課題 A: 植物粉末に関する本文から、「好ましくは、本発明の植物粉末」から「植物粉末を含む食品に関する。」までの部分を一字一句そのまま書き写してください。
課題 B: 植物粉末の用途を述べた本文を、最後の文の後から引き継いで書き進めてください。

___ 提供本文

好ましくは、本発明の植物粉末の使用は、丸薬、錠剤、カプセル、スプレーの作製において使用されてもよい。
【0023】
本発明の第4の側面は、本発明の工程において得られる植物粉末の、植物の有害生物制御製品(除草剤または殺虫剤)の製造のための使用に関する。
【0024】
本発明の第5の側面は、本発明の工程において得られる植物粉末を混合した食料品に関する。上記食料品は、食用、飲料、食餌の補強物または食品添加物である。
【0025】
種々の食料製品(乳製品、パンおよび菓子)は、本発明の第1の側面において詳細に記されている手順に続いて得られる植物粉末を用いて合成される。どのような場合においても、食料製品の適切な製造に影響すること無しに、いかなる種々の粉砕サイズにおいても食糧製品が総重量の1%から8%の間の植物粉末を含み得ることが確定した。このことから、本発明の第5の側面の好ましい実現の一例は、食品の製造において使用される成分の重量の1%から8%の間の内容量を表す、本発明の植物粉末を含む食品に関する。
【0026】
本発明の第6の側面は、本発明の植物粉末を含む植物有害生物制御(除草剤または殺虫剤)に関する。

______
___ 提供エントリ

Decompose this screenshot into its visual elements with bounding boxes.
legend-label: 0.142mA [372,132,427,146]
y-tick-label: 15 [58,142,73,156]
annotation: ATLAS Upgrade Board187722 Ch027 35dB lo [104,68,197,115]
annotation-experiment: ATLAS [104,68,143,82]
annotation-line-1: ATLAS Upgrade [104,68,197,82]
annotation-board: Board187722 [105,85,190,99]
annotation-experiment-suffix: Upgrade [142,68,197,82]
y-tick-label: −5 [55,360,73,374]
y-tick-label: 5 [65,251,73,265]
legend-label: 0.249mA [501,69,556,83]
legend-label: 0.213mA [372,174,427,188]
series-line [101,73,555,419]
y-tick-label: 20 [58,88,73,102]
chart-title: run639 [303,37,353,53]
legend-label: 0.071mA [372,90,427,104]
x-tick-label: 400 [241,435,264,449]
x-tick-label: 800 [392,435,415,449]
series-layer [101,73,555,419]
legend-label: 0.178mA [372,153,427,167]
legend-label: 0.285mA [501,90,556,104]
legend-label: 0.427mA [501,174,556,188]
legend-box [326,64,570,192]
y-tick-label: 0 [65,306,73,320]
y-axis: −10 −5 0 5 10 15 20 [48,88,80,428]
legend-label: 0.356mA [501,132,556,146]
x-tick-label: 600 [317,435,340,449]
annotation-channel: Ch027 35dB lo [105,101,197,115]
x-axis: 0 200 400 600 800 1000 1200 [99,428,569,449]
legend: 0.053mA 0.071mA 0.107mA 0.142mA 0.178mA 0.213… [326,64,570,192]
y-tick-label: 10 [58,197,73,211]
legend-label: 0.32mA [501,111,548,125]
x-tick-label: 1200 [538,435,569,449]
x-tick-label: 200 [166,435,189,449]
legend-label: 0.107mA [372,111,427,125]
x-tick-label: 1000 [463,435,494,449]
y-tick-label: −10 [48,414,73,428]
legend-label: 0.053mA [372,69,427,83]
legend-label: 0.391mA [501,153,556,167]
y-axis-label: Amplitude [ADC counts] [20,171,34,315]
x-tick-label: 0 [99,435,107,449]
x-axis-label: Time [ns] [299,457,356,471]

______

解答 A:
好ましくは、本発明の植物粉末の使用は、丸薬、錠剤、カプセル、スプレーの作製において使用されてもよい。
【0023】
本発明の第4の側面は、本発明の工程において得られる植物粉末の、植物の有害生物制御製品(除草剤または殺虫剤)の製造のための使用に関する。
【0024】
本発明の第5の側面は、本発明の工程において得られる植物粉末を混合した食料品に関する。上記食料品は、食用、飲料、食餌の補強物または食品添加物である。
【0025】
種々の食料製品(乳製品、パンおよび菓子)は、本発明の第1の側面において詳細に記されている手順に続いて得られる植物粉末を用いて合成される。どのような場合においても、食料製品の適切な製造に影響すること無しに、いかなる種々の粉砕サイズにおいても食糧製品が総重量の1%から8%の間の植物粉末を含み得ることが確定した。このことから、本発明の第5の側面の好ましい実現の一例は、食品の製造において使用される成分の重量の1%から8%の間の内容量を表す、本発明の植物粉末を含む食品に関する。

解答 B:
【0027】
〔図面の簡単な説明〕
図1は、ブロッコリーの粉砕から得る植物由来粉末である。
【0028】
図に示されるブロッコリー粉末は、ブロッコリーの茎および葉を石の製粉機において粉砕後、得られた。A.第1の粉砕において得られた粉末。B.第2の粉砕において得られた粉末。C.第3の粉砕において得られた粉末。
【0029】
〔実施例〕
次に、発明者によって実施した試験によって本発明を例証し、本発明の手順および本発明の手順に従って得られる植物粉末の利用を示す。
【0030】
〔実施例1.ブロッコリー粉末を得るための手順〕
ブロッコリー粉末を、ブロッコリーの葉を丸ごと使用することによって製造した。作製の手順は、産地からの植物素材の採集、洗浄およびトンネル乾燥機への導入から成っていた。上記トンネルは、25と35mの間の長さを有し、先頭の温度が75−80℃であり、60−65℃の出口であった。トンネルにおける持続の時間は、7−8時間であった。得られた生成物を、石の粉砕機を使用して、所望のきめの粉末のために種々の小片の大きさに粉砕した(
図1のA,BおよびC)。高栄養価の食品補強物または植物有害生物制御(除草剤または殺虫剤)用として種々の示されているような使用を意図して、得られた粉末を直接光から保護する密封バッグに保存した。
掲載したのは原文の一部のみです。